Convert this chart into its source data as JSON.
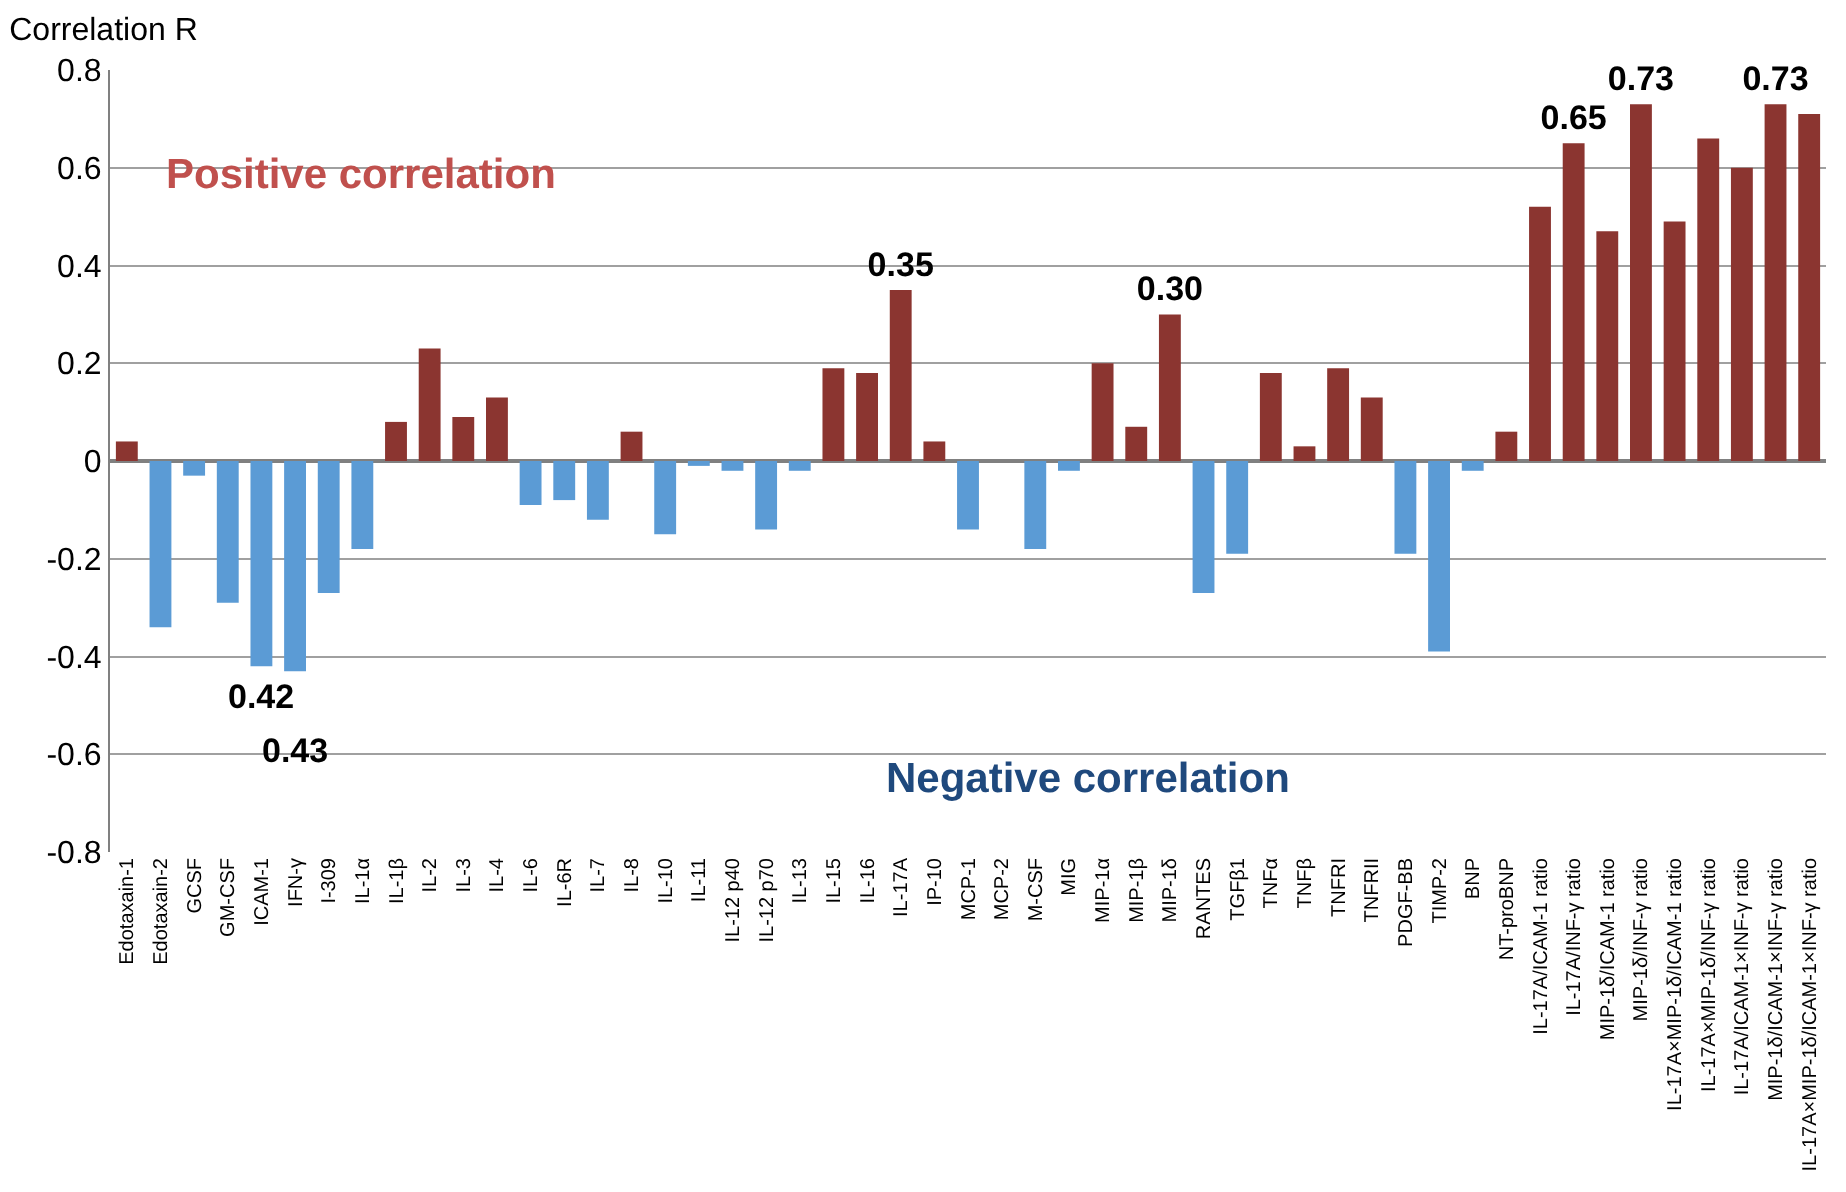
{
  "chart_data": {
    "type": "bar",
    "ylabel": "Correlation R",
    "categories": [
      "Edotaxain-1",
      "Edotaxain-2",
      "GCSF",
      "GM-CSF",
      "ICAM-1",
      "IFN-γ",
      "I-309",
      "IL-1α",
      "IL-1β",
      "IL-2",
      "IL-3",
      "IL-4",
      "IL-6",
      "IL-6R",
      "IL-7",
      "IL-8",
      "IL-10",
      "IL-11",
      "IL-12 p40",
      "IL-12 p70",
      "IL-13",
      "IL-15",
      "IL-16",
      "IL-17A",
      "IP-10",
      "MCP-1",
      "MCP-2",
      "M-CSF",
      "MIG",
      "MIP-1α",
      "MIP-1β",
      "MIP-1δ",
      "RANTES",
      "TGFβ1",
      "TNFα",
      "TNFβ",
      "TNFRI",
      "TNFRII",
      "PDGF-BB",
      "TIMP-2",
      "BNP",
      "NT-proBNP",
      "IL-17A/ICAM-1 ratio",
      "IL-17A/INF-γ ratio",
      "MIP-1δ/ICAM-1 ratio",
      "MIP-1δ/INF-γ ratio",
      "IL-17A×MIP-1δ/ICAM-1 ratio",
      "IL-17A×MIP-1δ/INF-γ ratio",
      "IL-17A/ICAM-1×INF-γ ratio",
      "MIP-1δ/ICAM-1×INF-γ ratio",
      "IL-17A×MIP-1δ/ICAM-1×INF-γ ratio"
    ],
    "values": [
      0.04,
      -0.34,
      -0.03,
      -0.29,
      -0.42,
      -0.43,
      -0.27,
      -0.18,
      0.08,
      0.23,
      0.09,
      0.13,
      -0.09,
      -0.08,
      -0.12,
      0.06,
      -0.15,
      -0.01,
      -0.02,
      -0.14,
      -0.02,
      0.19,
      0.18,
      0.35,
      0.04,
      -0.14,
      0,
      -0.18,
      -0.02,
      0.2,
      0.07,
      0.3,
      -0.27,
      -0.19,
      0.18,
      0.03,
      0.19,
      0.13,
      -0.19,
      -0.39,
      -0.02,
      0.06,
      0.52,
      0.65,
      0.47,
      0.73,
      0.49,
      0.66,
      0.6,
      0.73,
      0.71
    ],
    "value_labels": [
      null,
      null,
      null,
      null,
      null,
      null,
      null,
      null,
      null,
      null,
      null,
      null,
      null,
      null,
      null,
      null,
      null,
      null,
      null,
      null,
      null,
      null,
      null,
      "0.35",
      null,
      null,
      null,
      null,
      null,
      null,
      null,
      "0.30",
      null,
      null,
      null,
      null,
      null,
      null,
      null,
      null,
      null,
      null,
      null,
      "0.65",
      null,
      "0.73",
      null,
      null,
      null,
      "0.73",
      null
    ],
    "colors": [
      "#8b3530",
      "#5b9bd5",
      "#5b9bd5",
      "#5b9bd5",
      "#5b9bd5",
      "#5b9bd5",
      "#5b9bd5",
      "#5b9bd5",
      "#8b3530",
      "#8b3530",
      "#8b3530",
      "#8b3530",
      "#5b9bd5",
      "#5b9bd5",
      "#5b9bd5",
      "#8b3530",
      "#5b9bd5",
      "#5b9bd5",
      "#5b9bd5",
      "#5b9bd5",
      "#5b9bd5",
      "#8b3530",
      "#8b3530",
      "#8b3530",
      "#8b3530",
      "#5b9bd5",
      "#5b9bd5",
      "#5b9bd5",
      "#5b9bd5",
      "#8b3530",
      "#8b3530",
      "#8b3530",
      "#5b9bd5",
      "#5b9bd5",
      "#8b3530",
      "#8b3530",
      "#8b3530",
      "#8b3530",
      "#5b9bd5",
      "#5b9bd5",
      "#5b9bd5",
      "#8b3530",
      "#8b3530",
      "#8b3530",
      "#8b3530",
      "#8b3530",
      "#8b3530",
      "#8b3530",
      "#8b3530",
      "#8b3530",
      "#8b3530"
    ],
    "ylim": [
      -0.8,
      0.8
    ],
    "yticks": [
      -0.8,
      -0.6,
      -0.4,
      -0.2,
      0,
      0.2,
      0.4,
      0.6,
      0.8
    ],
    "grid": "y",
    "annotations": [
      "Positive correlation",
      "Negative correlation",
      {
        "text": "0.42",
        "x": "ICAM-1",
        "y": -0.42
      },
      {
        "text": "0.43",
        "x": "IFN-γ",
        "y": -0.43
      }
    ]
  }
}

==================================================

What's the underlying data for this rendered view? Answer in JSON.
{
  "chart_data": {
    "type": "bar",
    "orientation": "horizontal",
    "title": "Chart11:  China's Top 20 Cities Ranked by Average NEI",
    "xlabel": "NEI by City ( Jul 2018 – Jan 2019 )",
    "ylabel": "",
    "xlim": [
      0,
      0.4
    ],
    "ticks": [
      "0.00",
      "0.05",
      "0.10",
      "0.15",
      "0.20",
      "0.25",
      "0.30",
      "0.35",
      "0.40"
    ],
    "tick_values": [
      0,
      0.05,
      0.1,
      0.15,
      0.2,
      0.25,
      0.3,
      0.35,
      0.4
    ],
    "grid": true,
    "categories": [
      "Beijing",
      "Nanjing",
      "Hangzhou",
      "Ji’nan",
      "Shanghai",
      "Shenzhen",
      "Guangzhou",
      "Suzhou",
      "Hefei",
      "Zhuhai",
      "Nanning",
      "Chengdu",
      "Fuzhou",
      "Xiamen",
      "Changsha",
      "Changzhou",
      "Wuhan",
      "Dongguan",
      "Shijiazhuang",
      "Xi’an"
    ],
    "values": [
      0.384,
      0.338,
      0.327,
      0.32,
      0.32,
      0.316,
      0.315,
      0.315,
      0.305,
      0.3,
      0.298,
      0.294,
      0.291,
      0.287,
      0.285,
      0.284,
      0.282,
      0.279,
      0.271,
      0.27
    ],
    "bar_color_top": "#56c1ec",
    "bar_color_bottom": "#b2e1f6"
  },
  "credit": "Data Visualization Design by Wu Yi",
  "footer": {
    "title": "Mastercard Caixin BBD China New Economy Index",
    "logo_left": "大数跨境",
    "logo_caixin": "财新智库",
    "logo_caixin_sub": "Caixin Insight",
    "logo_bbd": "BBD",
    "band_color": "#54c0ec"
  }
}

==================================================

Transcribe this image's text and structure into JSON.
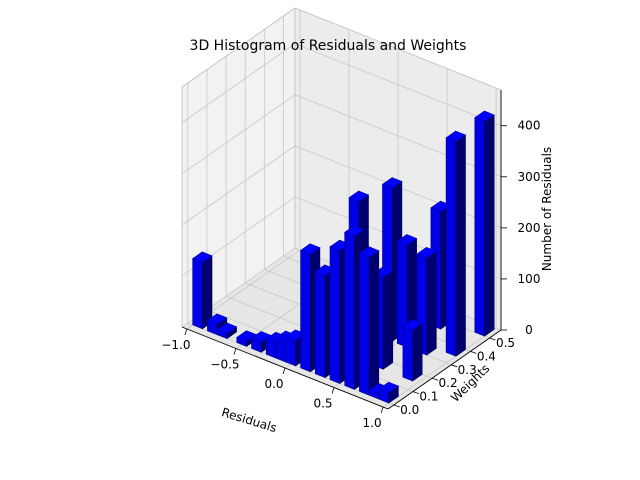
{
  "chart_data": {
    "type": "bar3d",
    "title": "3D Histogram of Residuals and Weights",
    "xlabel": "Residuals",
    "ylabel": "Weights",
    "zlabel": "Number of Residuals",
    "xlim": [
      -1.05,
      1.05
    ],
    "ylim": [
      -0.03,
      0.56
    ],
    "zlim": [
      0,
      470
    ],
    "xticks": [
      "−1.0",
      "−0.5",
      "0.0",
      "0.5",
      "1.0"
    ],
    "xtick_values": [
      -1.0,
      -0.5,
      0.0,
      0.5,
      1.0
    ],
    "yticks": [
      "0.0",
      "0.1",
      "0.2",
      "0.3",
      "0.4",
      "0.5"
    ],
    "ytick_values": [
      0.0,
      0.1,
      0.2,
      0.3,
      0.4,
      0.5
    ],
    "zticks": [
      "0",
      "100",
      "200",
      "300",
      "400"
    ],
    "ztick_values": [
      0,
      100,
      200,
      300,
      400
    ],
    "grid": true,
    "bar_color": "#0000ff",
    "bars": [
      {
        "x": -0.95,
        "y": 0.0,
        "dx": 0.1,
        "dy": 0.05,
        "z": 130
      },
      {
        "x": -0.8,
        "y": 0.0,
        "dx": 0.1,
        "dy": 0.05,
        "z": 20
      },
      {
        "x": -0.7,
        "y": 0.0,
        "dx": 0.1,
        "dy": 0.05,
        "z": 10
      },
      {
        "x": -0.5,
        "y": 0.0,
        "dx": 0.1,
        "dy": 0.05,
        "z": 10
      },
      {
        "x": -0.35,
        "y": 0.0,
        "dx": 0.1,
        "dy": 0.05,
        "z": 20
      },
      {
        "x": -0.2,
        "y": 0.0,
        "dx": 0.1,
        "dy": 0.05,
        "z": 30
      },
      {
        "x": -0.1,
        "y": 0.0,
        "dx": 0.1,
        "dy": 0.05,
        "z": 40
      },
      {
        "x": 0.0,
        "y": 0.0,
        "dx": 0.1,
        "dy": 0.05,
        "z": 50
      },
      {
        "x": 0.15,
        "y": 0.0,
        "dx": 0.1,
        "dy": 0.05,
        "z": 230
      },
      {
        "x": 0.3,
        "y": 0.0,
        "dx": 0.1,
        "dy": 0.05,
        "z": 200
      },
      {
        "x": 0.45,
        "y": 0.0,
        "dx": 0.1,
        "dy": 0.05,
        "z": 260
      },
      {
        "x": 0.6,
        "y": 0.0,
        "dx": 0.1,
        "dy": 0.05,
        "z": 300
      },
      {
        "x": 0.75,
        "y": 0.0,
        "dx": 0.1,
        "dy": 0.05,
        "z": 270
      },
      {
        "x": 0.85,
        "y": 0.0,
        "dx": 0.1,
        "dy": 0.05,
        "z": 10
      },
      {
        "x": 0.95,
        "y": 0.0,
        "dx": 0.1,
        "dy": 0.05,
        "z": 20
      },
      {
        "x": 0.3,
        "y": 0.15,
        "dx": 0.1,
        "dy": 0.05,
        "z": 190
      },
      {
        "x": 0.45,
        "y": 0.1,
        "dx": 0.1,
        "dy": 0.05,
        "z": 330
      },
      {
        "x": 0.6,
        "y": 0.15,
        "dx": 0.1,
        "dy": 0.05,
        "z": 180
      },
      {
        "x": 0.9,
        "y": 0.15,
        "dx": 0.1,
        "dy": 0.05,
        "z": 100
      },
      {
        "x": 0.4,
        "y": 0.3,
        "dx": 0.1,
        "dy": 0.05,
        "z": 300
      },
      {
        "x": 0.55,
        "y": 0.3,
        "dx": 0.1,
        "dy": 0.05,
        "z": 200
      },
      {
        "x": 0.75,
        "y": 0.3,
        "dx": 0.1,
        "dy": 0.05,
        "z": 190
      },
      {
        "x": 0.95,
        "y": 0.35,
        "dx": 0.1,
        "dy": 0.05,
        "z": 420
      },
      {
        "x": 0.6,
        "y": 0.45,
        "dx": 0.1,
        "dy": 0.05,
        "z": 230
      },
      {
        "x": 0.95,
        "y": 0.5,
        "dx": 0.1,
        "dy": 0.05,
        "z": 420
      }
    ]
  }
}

==================================================

→ PROBLEM STATEMENT
Show the lines of the data that hold the word "ratio".

→ RESPONSE TO THIS TASK
      "IL-17A/ICAM-1 ratio",
      "IL-17A/INF-γ ratio",
      "MIP-1δ/ICAM-1 ratio",
      "MIP-1δ/INF-γ ratio",
      "IL-17A×MIP-1δ/ICAM-1 ratio",
      "IL-17A×MIP-1δ/INF-γ ratio",
      "IL-17A/ICAM-1×INF-γ ratio",
      "MIP-1δ/ICAM-1×INF-γ ratio",
      "IL-17A×MIP-1δ/ICAM-1×INF-γ ratio"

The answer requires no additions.